The task: Output all records precisely as written.

Dataset:
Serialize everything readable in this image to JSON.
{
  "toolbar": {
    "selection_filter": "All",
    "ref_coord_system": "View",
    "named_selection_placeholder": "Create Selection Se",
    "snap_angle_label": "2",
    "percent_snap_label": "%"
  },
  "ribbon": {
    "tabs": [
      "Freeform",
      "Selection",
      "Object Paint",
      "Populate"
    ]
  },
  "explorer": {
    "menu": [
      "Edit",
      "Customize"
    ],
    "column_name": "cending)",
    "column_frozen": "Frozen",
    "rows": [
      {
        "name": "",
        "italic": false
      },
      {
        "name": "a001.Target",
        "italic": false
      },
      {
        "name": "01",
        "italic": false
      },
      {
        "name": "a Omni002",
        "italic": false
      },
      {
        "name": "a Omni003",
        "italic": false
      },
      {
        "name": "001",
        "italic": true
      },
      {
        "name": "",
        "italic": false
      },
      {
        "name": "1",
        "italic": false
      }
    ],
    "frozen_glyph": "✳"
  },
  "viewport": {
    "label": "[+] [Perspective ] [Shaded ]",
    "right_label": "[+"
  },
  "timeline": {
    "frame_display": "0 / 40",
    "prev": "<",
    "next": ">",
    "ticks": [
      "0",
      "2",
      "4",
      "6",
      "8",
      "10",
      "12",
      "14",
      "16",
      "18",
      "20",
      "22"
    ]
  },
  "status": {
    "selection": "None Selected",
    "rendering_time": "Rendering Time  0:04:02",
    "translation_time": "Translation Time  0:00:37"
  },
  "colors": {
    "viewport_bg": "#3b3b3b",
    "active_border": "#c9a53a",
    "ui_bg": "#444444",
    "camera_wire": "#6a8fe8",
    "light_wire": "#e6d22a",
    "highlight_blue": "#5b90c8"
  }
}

Worked solution:
Serialize everything readable in this image to JSON.
{
  "toolbar": {
    "selection_filter": "All",
    "ref_coord_system": "View",
    "named_selection_placeholder": "Create Selection Se",
    "snap_angle_label": "2",
    "percent_snap_label": "%"
  },
  "ribbon": {
    "tabs": [
      "Freeform",
      "Selection",
      "Object Paint",
      "Populate"
    ]
  },
  "explorer": {
    "menu": [
      "Edit",
      "Customize"
    ],
    "column_name": "cending)",
    "column_frozen": "Frozen",
    "rows": [
      {
        "name": "",
        "italic": false
      },
      {
        "name": "a001.Target",
        "italic": false
      },
      {
        "name": "01",
        "italic": false
      },
      {
        "name": "a Omni002",
        "italic": false
      },
      {
        "name": "a Omni003",
        "italic": false
      },
      {
        "name": "001",
        "italic": true
      },
      {
        "name": "",
        "italic": false
      },
      {
        "name": "1",
        "italic": false
      }
    ],
    "frozen_glyph": "✳"
  },
  "viewport": {
    "label": "[+] [Perspective ] [Shaded ]",
    "right_label": "[+"
  },
  "timeline": {
    "frame_display": "0 / 40",
    "prev": "<",
    "next": ">",
    "ticks": [
      "0",
      "2",
      "4",
      "6",
      "8",
      "10",
      "12",
      "14",
      "16",
      "18",
      "20",
      "22"
    ]
  },
  "status": {
    "selection": "None Selected",
    "rendering_time": "Rendering Time  0:04:02",
    "translation_time": "Translation Time  0:00:37"
  },
  "colors": {
    "viewport_bg": "#3b3b3b",
    "active_border": "#c9a53a",
    "ui_bg": "#444444",
    "camera_wire": "#6a8fe8",
    "light_wire": "#e6d22a",
    "highlight_blue": "#5b90c8"
  }
}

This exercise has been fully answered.